___ Material for this task ___

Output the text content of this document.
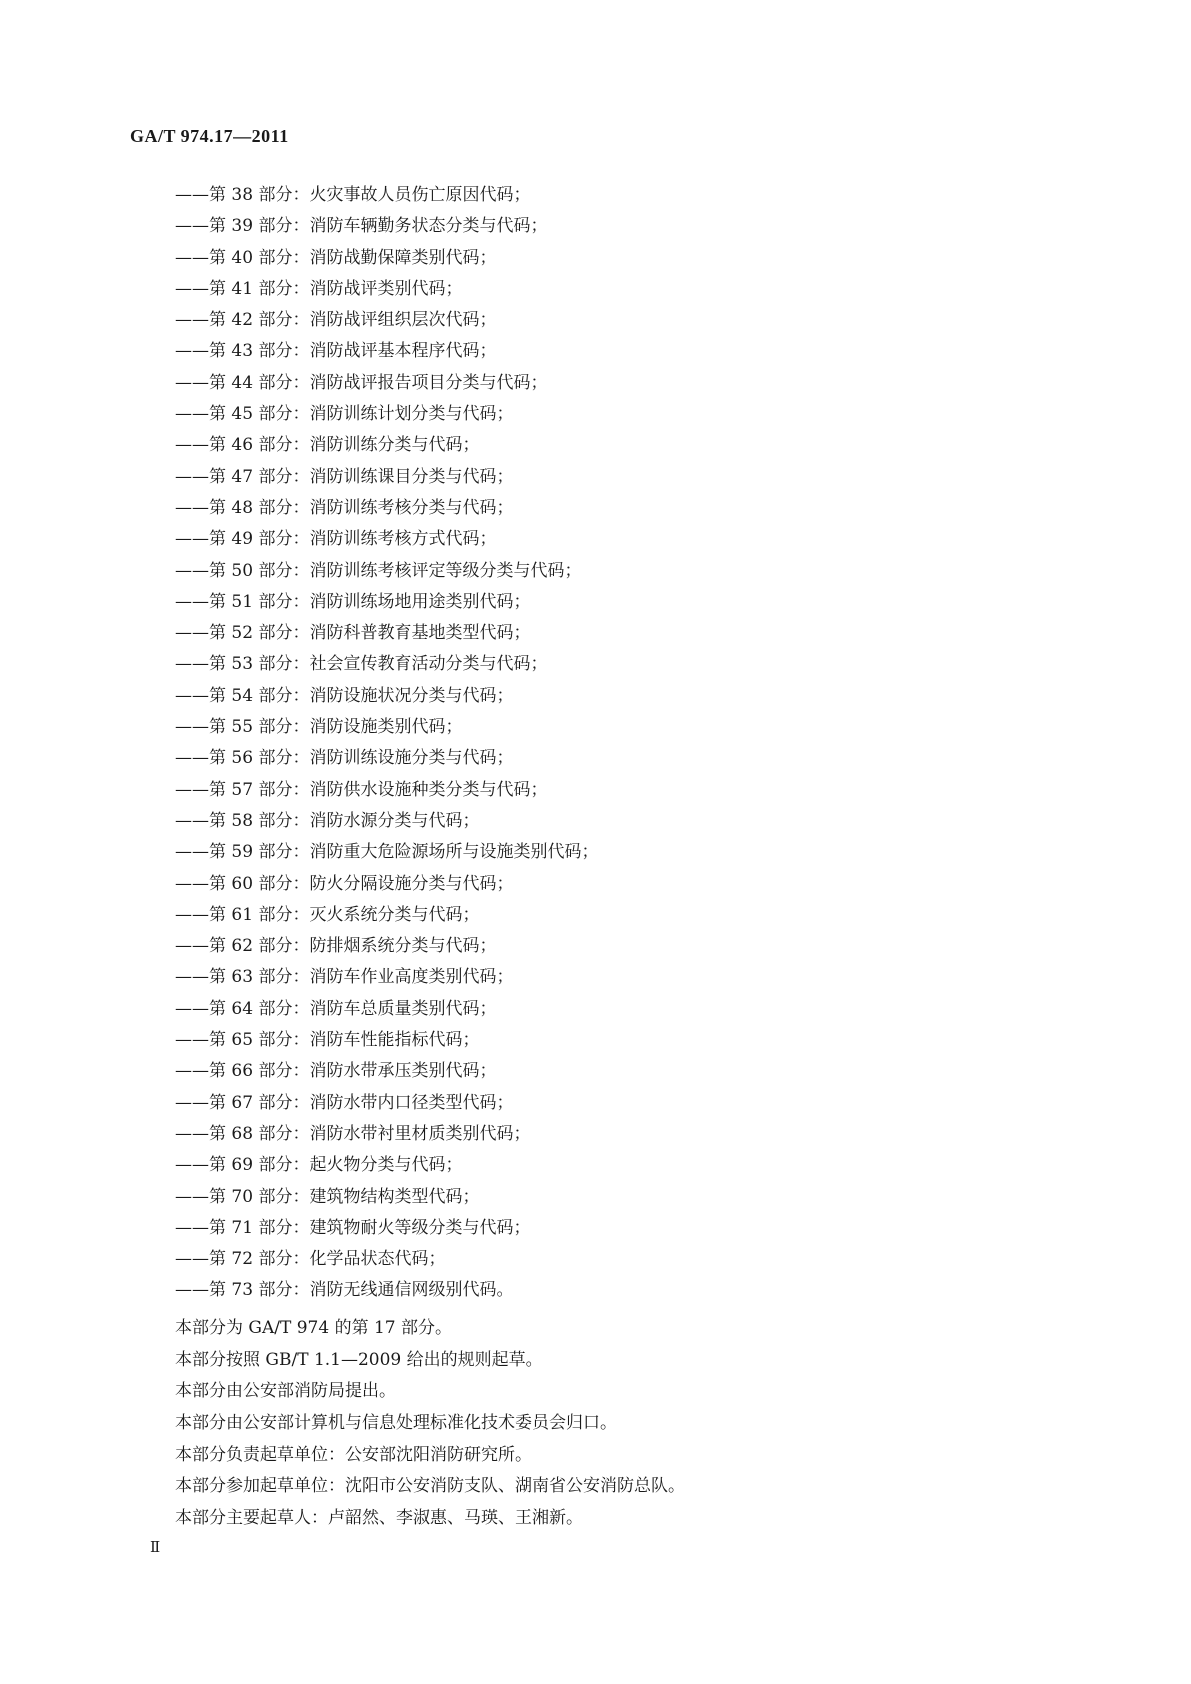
GA/T 974.17—2011
——第 38 部分：火灾事故人员伤亡原因代码；
——第 39 部分：消防车辆勤务状态分类与代码；
——第 40 部分：消防战勤保障类别代码；
——第 41 部分：消防战评类别代码；
——第 42 部分：消防战评组织层次代码；
——第 43 部分：消防战评基本程序代码；
——第 44 部分：消防战评报告项目分类与代码；
——第 45 部分：消防训练计划分类与代码；
——第 46 部分：消防训练分类与代码；
——第 47 部分：消防训练课目分类与代码；
——第 48 部分：消防训练考核分类与代码；
——第 49 部分：消防训练考核方式代码；
——第 50 部分：消防训练考核评定等级分类与代码；
——第 51 部分：消防训练场地用途类别代码；
——第 52 部分：消防科普教育基地类型代码；
——第 53 部分：社会宣传教育活动分类与代码；
——第 54 部分：消防设施状况分类与代码；
——第 55 部分：消防设施类别代码；
——第 56 部分：消防训练设施分类与代码；
——第 57 部分：消防供水设施种类分类与代码；
——第 58 部分：消防水源分类与代码；
——第 59 部分：消防重大危险源场所与设施类别代码；
——第 60 部分：防火分隔设施分类与代码；
——第 61 部分：灭火系统分类与代码；
——第 62 部分：防排烟系统分类与代码；
——第 63 部分：消防车作业高度类别代码；
——第 64 部分：消防车总质量类别代码；
——第 65 部分：消防车性能指标代码；
——第 66 部分：消防水带承压类别代码；
——第 67 部分：消防水带内口径类型代码；
——第 68 部分：消防水带衬里材质类别代码；
——第 69 部分：起火物分类与代码；
——第 70 部分：建筑物结构类型代码；
——第 71 部分：建筑物耐火等级分类与代码；
——第 72 部分：化学品状态代码；
——第 73 部分：消防无线通信网级别代码。

本部分为 GA/T 974 的第 17 部分。

本部分按照 GB/T 1.1—2009 给出的规则起草。

本部分由公安部消防局提出。

本部分由公安部计算机与信息处理标准化技术委员会归口。

本部分负责起草单位：公安部沈阳消防研究所。

本部分参加起草单位：沈阳市公安消防支队、湖南省公安消防总队。

本部分主要起草人：卢韶然、李淑惠、马瑛、王湘新。

Ⅱ
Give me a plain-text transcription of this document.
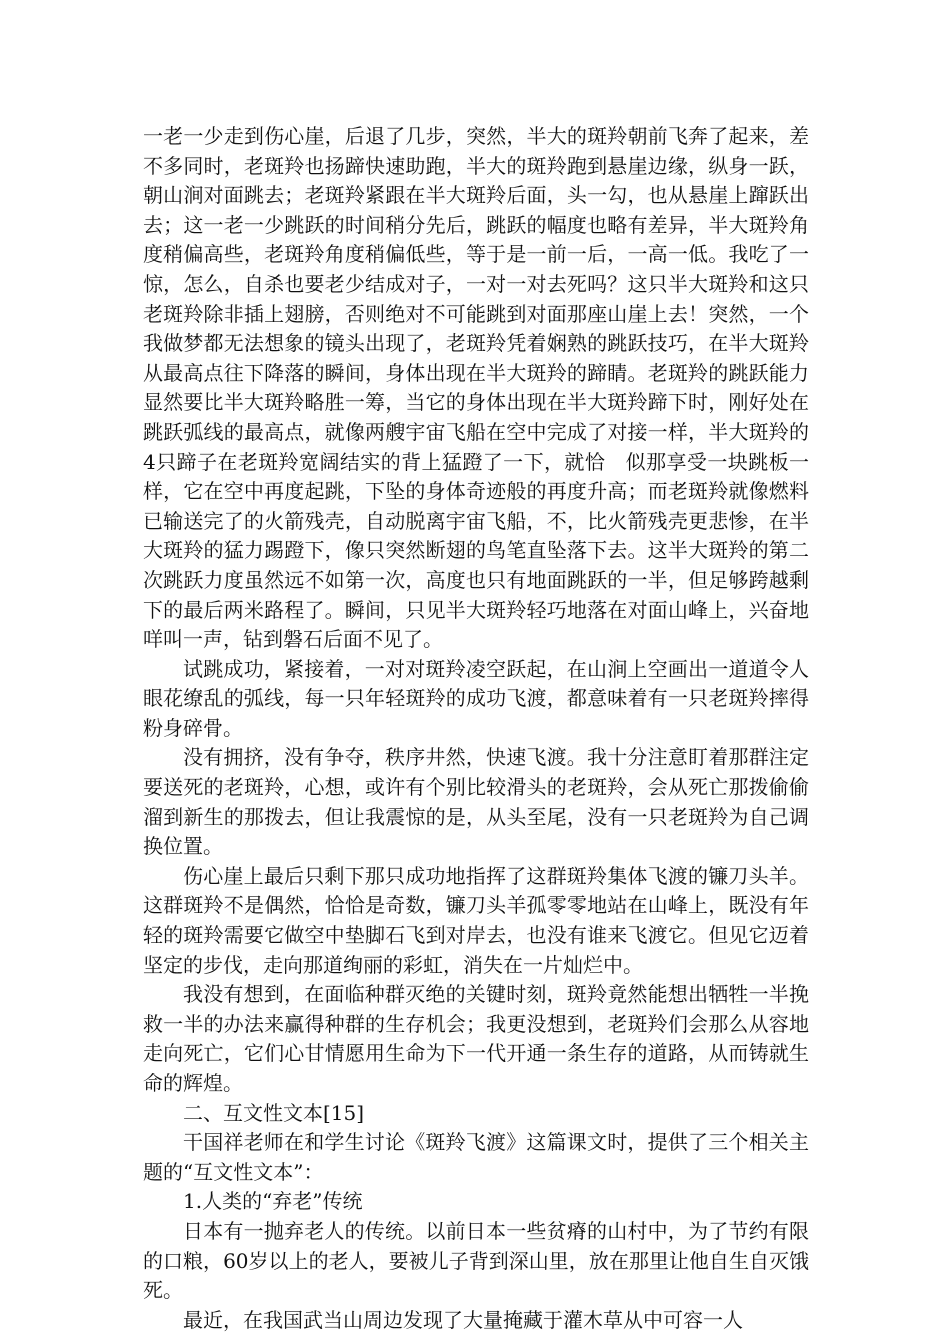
一老一少走到伤心崖，后退了几步，突然，半大的斑羚朝前飞奔了起来，差不多同时，老斑羚也扬蹄快速助跑，半大的斑羚跑到悬崖边缘，纵身一跃，朝山涧对面跳去；老斑羚紧跟在半大斑羚后面，头一勾，也从悬崖上蹿跃出去；这一老一少跳跃的时间稍分先后，跳跃的幅度也略有差异，半大斑羚角度稍偏高些，老斑羚角度稍偏低些，等于是一前一后，一高一低。我吃了一惊，怎么，自杀也要老少结成对子，一对一对去死吗？这只半大斑羚和这只老斑羚除非插上翅膀，否则绝对不可能跳到对面那座山崖上去！突然，一个我做梦都无法想象的镜头出现了，老斑羚凭着娴熟的跳跃技巧，在半大斑羚从最高点往下降落的瞬间，身体出现在半大斑羚的蹄睛。老斑羚的跳跃能力显然要比半大斑羚略胜一筹，当它的身体出现在半大斑羚蹄下时，刚好处在跳跃弧线的最高点，就像两艘宇宙飞船在空中完成了对接一样，半大斑羚的4只蹄子在老斑羚宽阔结实的背上猛蹬了一下，就恰　似那享受一块跳板一样，它在空中再度起跳，下坠的身体奇迹般的再度升高；而老斑羚就像燃料已输送完了的火箭残壳，自动脱离宇宙飞船，不，比火箭残壳更悲惨，在半大斑羚的猛力踢蹬下，像只突然断翅的鸟笔直坠落下去。这半大斑羚的第二次跳跃力度虽然远不如第一次，高度也只有地面跳跃的一半，但足够跨越剩下的最后两米路程了。瞬间，只见半大斑羚轻巧地落在对面山峰上，兴奋地咩叫一声，钻到磐石后面不见了。

试跳成功，紧接着，一对对斑羚凌空跃起，在山涧上空画出一道道令人眼花缭乱的弧线，每一只年轻斑羚的成功飞渡，都意味着有一只老斑羚摔得粉身碎骨。

没有拥挤，没有争夺，秩序井然，快速飞渡。我十分注意盯着那群注定要送死的老斑羚，心想，或许有个别比较滑头的老斑羚，会从死亡那拨偷偷溜到新生的那拨去，但让我震惊的是，从头至尾，没有一只老斑羚为自己调换位置。

伤心崖上最后只剩下那只成功地指挥了这群斑羚集体飞渡的镰刀头羊。这群斑羚不是偶然，恰恰是奇数，镰刀头羊孤零零地站在山峰上，既没有年轻的斑羚需要它做空中垫脚石飞到对岸去，也没有谁来飞渡它。但见它迈着坚定的步伐，走向那道绚丽的彩虹，消失在一片灿烂中。

我没有想到，在面临种群灭绝的关键时刻，斑羚竟然能想出牺牲一半挽救一半的办法来赢得种群的生存机会；我更没想到，老斑羚们会那么从容地走向死亡，它们心甘情愿用生命为下一代开通一条生存的道路，从而铸就生命的辉煌。

二、互文性文本[15]

干国祥老师在和学生讨论《斑羚飞渡》这篇课文时，提供了三个相关主题的“互文性文本”：

1.人类的“弃老”传统

日本有一抛弃老人的传统。以前日本一些贫瘠的山村中，为了节约有限的口粮，60岁以上的老人，要被儿子背到深山里，放在那里让他自生自灭饿死。

最近，在我国武当山周边发现了大量掩藏于灌木草从中可容一人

___

Each line above is to be copied verbatim. Drop any image from the copy.

Answer to the task:
Output the text content of this document.
GA/T 974.17—2011
——第 38 部分：火灾事故人员伤亡原因代码；
——第 39 部分：消防车辆勤务状态分类与代码；
——第 40 部分：消防战勤保障类别代码；
——第 41 部分：消防战评类别代码；
——第 42 部分：消防战评组织层次代码；
——第 43 部分：消防战评基本程序代码；
——第 44 部分：消防战评报告项目分类与代码；
——第 45 部分：消防训练计划分类与代码；
——第 46 部分：消防训练分类与代码；
——第 47 部分：消防训练课目分类与代码；
——第 48 部分：消防训练考核分类与代码；
——第 49 部分：消防训练考核方式代码；
——第 50 部分：消防训练考核评定等级分类与代码；
——第 51 部分：消防训练场地用途类别代码；
——第 52 部分：消防科普教育基地类型代码；
——第 53 部分：社会宣传教育活动分类与代码；
——第 54 部分：消防设施状况分类与代码；
——第 55 部分：消防设施类别代码；
——第 56 部分：消防训练设施分类与代码；
——第 57 部分：消防供水设施种类分类与代码；
——第 58 部分：消防水源分类与代码；
——第 59 部分：消防重大危险源场所与设施类别代码；
——第 60 部分：防火分隔设施分类与代码；
——第 61 部分：灭火系统分类与代码；
——第 62 部分：防排烟系统分类与代码；
——第 63 部分：消防车作业高度类别代码；
——第 64 部分：消防车总质量类别代码；
——第 65 部分：消防车性能指标代码；
——第 66 部分：消防水带承压类别代码；
——第 67 部分：消防水带内口径类型代码；
——第 68 部分：消防水带衬里材质类别代码；
——第 69 部分：起火物分类与代码；
——第 70 部分：建筑物结构类型代码；
——第 71 部分：建筑物耐火等级分类与代码；
——第 72 部分：化学品状态代码；
——第 73 部分：消防无线通信网级别代码。

本部分为 GA/T 974 的第 17 部分。

本部分按照 GB/T 1.1—2009 给出的规则起草。

本部分由公安部消防局提出。

本部分由公安部计算机与信息处理标准化技术委员会归口。

本部分负责起草单位：公安部沈阳消防研究所。

本部分参加起草单位：沈阳市公安消防支队、湖南省公安消防总队。

本部分主要起草人：卢韶然、李淑惠、马瑛、王湘新。

Ⅱ
Give me a plain-text transcription of this document.
一老一少走到伤心崖，后退了几步，突然，半大的斑羚朝前飞奔了起来，差不多同时，老斑羚也扬蹄快速助跑，半大的斑羚跑到悬崖边缘，纵身一跃，朝山涧对面跳去；老斑羚紧跟在半大斑羚后面，头一勾，也从悬崖上蹿跃出去；这一老一少跳跃的时间稍分先后，跳跃的幅度也略有差异，半大斑羚角度稍偏高些，老斑羚角度稍偏低些，等于是一前一后，一高一低。我吃了一惊，怎么，自杀也要老少结成对子，一对一对去死吗？这只半大斑羚和这只老斑羚除非插上翅膀，否则绝对不可能跳到对面那座山崖上去！突然，一个我做梦都无法想象的镜头出现了，老斑羚凭着娴熟的跳跃技巧，在半大斑羚从最高点往下降落的瞬间，身体出现在半大斑羚的蹄睛。老斑羚的跳跃能力显然要比半大斑羚略胜一筹，当它的身体出现在半大斑羚蹄下时，刚好处在跳跃弧线的最高点，就像两艘宇宙飞船在空中完成了对接一样，半大斑羚的4只蹄子在老斑羚宽阔结实的背上猛蹬了一下，就恰　似那享受一块跳板一样，它在空中再度起跳，下坠的身体奇迹般的再度升高；而老斑羚就像燃料已输送完了的火箭残壳，自动脱离宇宙飞船，不，比火箭残壳更悲惨，在半大斑羚的猛力踢蹬下，像只突然断翅的鸟笔直坠落下去。这半大斑羚的第二次跳跃力度虽然远不如第一次，高度也只有地面跳跃的一半，但足够跨越剩下的最后两米路程了。瞬间，只见半大斑羚轻巧地落在对面山峰上，兴奋地咩叫一声，钻到磐石后面不见了。

试跳成功，紧接着，一对对斑羚凌空跃起，在山涧上空画出一道道令人眼花缭乱的弧线，每一只年轻斑羚的成功飞渡，都意味着有一只老斑羚摔得粉身碎骨。

没有拥挤，没有争夺，秩序井然，快速飞渡。我十分注意盯着那群注定要送死的老斑羚，心想，或许有个别比较滑头的老斑羚，会从死亡那拨偷偷溜到新生的那拨去，但让我震惊的是，从头至尾，没有一只老斑羚为自己调换位置。

伤心崖上最后只剩下那只成功地指挥了这群斑羚集体飞渡的镰刀头羊。这群斑羚不是偶然，恰恰是奇数，镰刀头羊孤零零地站在山峰上，既没有年轻的斑羚需要它做空中垫脚石飞到对岸去，也没有谁来飞渡它。但见它迈着坚定的步伐，走向那道绚丽的彩虹，消失在一片灿烂中。

我没有想到，在面临种群灭绝的关键时刻，斑羚竟然能想出牺牲一半挽救一半的办法来赢得种群的生存机会；我更没想到，老斑羚们会那么从容地走向死亡，它们心甘情愿用生命为下一代开通一条生存的道路，从而铸就生命的辉煌。

二、互文性文本[15]

干国祥老师在和学生讨论《斑羚飞渡》这篇课文时，提供了三个相关主题的“互文性文本”：

1.人类的“弃老”传统

日本有一抛弃老人的传统。以前日本一些贫瘠的山村中，为了节约有限的口粮，60岁以上的老人，要被儿子背到深山里，放在那里让他自生自灭饿死。

最近，在我国武当山周边发现了大量掩藏于灌木草从中可容一人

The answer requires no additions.